GOAL:
Below are some records. Copy every line in them that holds "Bioaffy".

____________

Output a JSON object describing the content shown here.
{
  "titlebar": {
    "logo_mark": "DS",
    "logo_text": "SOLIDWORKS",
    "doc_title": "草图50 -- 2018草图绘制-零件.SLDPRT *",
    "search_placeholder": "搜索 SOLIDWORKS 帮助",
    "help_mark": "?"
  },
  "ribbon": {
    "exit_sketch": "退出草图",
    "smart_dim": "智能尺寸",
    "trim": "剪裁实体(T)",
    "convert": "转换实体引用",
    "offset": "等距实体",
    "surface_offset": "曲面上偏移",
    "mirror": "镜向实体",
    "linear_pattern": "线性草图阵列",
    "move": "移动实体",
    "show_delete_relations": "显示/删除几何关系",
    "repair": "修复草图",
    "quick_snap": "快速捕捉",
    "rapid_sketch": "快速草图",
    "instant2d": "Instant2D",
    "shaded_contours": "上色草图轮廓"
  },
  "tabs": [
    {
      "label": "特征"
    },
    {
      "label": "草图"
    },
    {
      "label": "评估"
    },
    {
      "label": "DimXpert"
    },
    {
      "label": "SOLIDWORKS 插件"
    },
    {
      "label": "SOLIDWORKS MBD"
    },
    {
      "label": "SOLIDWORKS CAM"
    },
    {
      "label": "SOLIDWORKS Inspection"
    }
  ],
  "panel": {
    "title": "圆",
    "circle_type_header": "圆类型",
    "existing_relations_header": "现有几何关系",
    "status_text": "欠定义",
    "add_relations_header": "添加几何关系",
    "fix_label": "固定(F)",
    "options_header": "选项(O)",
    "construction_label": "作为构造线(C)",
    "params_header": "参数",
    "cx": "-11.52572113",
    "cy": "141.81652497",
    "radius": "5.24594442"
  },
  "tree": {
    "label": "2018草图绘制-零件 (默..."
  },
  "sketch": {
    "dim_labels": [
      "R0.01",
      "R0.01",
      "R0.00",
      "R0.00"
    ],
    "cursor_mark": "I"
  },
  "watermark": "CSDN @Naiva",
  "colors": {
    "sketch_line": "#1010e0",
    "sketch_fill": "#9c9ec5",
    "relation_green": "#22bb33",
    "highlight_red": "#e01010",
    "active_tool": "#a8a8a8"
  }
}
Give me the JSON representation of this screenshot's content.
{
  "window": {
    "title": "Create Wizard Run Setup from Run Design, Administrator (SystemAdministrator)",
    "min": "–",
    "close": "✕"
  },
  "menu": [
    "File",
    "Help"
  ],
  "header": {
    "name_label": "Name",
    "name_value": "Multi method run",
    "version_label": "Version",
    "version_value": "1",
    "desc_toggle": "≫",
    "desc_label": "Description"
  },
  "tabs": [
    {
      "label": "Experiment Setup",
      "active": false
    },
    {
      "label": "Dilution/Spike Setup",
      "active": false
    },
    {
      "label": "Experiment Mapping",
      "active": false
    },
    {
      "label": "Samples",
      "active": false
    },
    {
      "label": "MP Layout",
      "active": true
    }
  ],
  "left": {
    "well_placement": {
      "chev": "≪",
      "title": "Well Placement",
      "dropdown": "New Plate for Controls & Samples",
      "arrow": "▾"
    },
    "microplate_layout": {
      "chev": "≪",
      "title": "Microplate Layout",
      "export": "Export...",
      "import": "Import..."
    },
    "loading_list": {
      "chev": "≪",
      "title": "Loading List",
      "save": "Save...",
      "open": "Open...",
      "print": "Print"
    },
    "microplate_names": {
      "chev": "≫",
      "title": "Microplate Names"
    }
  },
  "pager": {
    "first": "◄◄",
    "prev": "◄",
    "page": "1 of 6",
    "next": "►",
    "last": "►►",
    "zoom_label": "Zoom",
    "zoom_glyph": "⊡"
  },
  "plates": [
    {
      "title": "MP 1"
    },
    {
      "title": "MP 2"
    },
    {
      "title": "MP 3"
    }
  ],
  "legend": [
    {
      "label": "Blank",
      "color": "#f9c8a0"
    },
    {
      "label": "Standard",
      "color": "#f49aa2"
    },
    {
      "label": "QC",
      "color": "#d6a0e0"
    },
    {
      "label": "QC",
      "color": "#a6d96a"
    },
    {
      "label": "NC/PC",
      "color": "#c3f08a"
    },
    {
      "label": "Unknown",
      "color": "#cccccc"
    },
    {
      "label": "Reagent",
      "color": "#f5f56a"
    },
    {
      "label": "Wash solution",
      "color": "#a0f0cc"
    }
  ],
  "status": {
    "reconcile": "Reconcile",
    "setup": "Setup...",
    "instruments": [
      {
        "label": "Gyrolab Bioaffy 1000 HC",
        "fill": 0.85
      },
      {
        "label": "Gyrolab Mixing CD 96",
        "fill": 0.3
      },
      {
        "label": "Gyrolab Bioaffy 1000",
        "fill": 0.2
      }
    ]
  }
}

____________

PROBLEM SOLUTION:
        "label": "Gyrolab Bioaffy 1000 HC",
        "label": "Gyrolab Bioaffy 1000",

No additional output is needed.